Aim:
Copy each line of the material below that includes the string "markören".

— START OF Information provided —

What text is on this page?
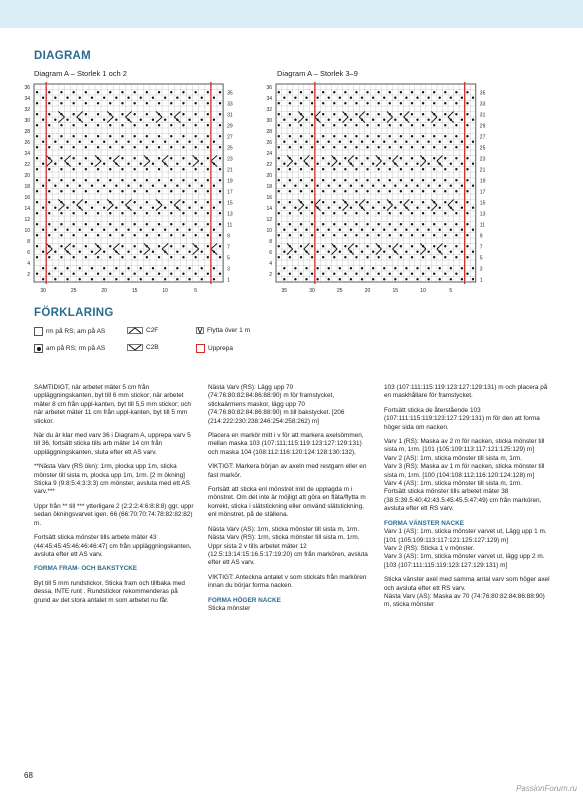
DIAGRAM
Diagram A – Storlek 1 och 2	Diagram A – Storlek 3–9
36
34
32
30
28
26
24
22
20
18
16
14
12
10
8
6
4
2
35
33
31
29
27
25
23
21
19
17
15
13
11
9
7
5
3
1
30	25	20	15	10	5
36
34
32
30
28
26
24
22
20
18
16
14
12
10
8
6
4
2
35
33
31
29
27
25
23
21
19
17
15
13
11
9
7
5
3
1
35	30	25	20	15	10	5
FÖRKLARING
rm på RS; am på AS	C2F	Flytta över 1 m
am på RS; rm på AS	C2B	Upprepa

SAMTIDIGT, när arbetet mäter 5 cm från uppläggningskanten, byt till 6 mm stickor; när arbetet mäter 8 cm från uppl-kanten, byt till 5,5 mm stickor; och när arbetet mäter 11 cm från uppl-kanten, byt till 5 mm stickor.

När du är klar med varv 36 i Diagram A, upprepa varv 5 till 36, fortsätt sticka tills arb mäter 14 cm från uppläggningskanten, sluta efter ett AS varv.

**Nästa Varv (RS ökn): 1rm, plocka upp 1m, sticka mönster till sista m, plocka upp 1m, 1rm. [2 m ökning] Sticka 9 (9:8:5:4:3:3:3) cm mönster, avsluta med ett AS varv.***

Uppr från ** till *** ytterligare 2 (2:2:2:4:6:8:8:8) ggr, uppr sedan ökningsvarvet igen. 66 (66:70:70:74:78:82:82:82) m.

Fortsätt sticka mönster tills arbete mäter 43 (44:45:45:45:46:46:46:47) cm från uppläggningskanten, avsluta efter ett AS varv.

FORMA FRAM- OCH BAKSTYCKE

Byt till 5 mm rundstickor. Sticka fram och tillbaka med dessa, INTE runt . Rundstickor rekommenderas på grund av det stora antalet m som arbetet nu får.

Nästa Varv (RS): Lägg upp 70 (74:76:80:82:84:86:88:90) m för framstycket, stickaärmens maskor, lägg upp 70 (74:76:80:82:84:86:88:90) m till bakstycket. [206 (214:222:230:238:246:254:258:262) m]

Placera en markör mitt i v för att markera axelsömmen, mellan maska 103 (107:111:115:119:123:127:129:131) och maska 104 (108:112:116:120:124:128:130:132).

VIKTIGT: Markera början av axeln med restgarn eller en fast markör.

Fortsätt att sticka enl mönstret inkl de upplagda m i mönstret. Om det inte är möjligt att göra en fläta/flytta m korrekt, sticka i slätstickning eller omvänd slätstickning, enl mönstret, på de ställena.

Nästa Varv (AS): 1rm, sticka mönster till sista m, 1rm.

Nästa Varv (RS): 1rm, sticka mönster till sista m, 1rm.

Uppr sista 2 v tills arbetet mäter 12 (12.5:13:14:15:16.5:17:19:20) cm från markören, avsluta efter ett AS varv.

VIKTIGT: Anteckna antalet v som stickats från markören innan du börjar forma nacken.

FORMA HÖGER NACKE

Sticka mönster

103 (107:111:115:119:123:127:129:131) m och placera på en maskhållare för framstycket.

Fortsätt sticka de återstående 103 (107:111:115:119:123:127:129:131) m för den att forma höger sida om nacken.

Varv 1 (RS): Maska av 2 m för nacken, sticka mönster till sista m, 1rm. [101 (105:109:113:117:121:125:129) m]

Varv 2 (AS): 1rm, sticka mönster till sista m, 1rm.

Varv 3 (RS): Maska av 1 m för nacken, sticka mönster till sista m, 1rm. [100 (104:108:112:116:120:124:128) m]

Varv 4 (AS): 1rm, sticka mönster till sista m, 1rm.

Fortsätt sticka mönster tills arbetet mäter 38 (38.5:39.5:40:42:43.5:45:45.5:47:49) cm från markören, avsluta efter ett RS varv.

FORMA VÄNSTER NACKE

Varv 1 (AS): 1rm, sticka mönster varvet ut, Lägg upp 1 m. [101 (105:109:113:117:121:125:127:129) m]

Varv 2 (RS): Sticka 1 v mönster.

Varv 3 (AS): 1rm, sticka mönster varvet ut, lägg upp 2 m. [103 (107:111:115:119:123:127:129:131) m]

Sticka vänster axel med samma antal varv som höger axel och avsluta efter ett RS varv.

Nästa Varv (AS): Maska av 70 (74:76:80:82:84:86:88:90) m, sticka mönster

68
PassionForum.ru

— END OF Information provided —

Worked answer:
Uppr sista 2 v tills arbetet mäter 12 (12.5:13:14:15:16.5:17:19:20) cm från markören, avsluta efter ett AS varv.
VIKTIGT: Anteckna antalet v som stickats från markören innan du börjar forma nacken.
Fortsätt sticka mönster tills arbetet mäter 38 (38.5:39.5:40:42:43.5:45:45.5:47:49) cm från markören, avsluta efter ett RS varv.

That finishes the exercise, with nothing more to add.